→ Given instruction
Copy out all the lines where "JSON" shows up.

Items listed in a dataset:
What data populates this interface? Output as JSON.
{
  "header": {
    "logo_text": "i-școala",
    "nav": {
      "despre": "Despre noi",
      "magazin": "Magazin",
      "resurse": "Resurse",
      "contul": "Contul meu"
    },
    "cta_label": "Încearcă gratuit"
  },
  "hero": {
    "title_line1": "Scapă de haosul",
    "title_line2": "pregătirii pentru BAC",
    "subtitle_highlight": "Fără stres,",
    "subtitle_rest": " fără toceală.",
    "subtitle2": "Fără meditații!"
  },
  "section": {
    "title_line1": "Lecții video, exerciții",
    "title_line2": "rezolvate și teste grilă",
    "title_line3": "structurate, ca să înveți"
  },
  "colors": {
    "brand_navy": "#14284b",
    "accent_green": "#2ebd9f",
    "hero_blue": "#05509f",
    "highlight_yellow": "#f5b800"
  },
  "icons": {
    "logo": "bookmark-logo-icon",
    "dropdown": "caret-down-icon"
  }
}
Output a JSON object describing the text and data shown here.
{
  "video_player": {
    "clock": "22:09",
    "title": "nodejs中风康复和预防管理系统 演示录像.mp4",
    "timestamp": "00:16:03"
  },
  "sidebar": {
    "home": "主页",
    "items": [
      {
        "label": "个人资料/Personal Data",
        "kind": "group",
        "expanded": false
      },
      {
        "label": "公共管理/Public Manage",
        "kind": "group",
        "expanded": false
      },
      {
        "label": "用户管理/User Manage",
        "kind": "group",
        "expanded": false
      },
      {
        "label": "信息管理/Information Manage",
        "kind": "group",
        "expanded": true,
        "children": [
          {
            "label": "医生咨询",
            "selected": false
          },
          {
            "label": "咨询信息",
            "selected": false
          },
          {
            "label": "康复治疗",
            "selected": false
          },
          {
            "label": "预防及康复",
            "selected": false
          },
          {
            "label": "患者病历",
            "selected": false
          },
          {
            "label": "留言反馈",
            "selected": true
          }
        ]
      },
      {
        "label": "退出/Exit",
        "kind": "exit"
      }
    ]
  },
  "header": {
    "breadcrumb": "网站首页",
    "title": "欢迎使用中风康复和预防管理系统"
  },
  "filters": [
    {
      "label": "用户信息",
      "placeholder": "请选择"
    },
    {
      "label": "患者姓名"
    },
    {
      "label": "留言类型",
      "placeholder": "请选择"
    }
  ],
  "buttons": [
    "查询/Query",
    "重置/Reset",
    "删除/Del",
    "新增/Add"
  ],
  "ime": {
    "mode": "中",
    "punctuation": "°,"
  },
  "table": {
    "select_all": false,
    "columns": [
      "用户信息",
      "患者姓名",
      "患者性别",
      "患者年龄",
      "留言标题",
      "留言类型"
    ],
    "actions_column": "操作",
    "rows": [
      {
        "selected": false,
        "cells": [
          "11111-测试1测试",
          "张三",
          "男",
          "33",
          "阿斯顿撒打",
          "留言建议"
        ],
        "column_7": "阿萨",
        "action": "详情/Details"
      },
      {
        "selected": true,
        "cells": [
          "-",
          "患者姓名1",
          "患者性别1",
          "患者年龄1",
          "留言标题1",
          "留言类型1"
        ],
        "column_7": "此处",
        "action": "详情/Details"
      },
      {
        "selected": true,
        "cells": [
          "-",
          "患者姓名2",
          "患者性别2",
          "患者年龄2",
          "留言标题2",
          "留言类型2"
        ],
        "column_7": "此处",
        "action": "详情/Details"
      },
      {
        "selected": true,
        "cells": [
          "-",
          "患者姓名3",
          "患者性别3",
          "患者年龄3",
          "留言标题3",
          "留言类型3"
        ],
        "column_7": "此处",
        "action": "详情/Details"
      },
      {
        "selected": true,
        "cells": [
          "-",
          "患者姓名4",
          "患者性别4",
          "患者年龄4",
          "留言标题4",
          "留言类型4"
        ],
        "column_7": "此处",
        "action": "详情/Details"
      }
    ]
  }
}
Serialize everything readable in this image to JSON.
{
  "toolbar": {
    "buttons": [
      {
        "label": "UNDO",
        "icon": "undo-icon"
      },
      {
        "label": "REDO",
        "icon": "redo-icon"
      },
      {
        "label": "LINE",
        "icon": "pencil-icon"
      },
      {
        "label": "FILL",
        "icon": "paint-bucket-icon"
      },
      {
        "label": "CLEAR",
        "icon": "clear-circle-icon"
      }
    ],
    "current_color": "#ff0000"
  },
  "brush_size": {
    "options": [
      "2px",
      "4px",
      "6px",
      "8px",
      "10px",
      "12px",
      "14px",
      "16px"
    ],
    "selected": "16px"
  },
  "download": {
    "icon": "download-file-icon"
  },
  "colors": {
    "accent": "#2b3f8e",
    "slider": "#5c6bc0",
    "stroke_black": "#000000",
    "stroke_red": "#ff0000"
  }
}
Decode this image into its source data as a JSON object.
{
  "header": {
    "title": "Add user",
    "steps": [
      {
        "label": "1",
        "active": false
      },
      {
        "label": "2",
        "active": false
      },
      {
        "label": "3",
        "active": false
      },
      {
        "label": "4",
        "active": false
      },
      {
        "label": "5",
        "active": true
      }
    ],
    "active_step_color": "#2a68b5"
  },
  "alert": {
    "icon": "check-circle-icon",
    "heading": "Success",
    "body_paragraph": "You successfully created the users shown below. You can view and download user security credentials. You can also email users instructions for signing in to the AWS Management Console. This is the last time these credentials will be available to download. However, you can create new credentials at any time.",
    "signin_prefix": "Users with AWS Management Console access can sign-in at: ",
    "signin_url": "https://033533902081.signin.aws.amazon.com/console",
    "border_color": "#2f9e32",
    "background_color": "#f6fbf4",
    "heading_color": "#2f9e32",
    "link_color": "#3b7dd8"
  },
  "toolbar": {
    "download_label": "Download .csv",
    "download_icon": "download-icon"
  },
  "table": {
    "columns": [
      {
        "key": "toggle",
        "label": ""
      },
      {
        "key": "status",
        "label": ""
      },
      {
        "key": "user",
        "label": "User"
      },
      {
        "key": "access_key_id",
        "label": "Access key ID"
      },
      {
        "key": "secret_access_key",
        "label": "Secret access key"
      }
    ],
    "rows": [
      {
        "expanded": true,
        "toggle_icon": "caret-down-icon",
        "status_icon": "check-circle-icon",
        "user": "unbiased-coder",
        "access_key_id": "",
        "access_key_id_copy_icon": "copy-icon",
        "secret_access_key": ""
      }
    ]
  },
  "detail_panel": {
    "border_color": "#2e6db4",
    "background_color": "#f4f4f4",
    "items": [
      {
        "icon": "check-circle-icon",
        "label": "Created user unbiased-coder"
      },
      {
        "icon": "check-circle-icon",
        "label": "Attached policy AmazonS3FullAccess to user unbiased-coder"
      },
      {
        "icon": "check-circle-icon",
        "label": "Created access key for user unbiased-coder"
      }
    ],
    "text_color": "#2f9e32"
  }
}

→ Result for this exercise
What data populates this interface? Output as JSON.
Output a JSON object describing the text and data shown here.
Serialize everything readable in this image to JSON.
Decode this image into its source data as a JSON object.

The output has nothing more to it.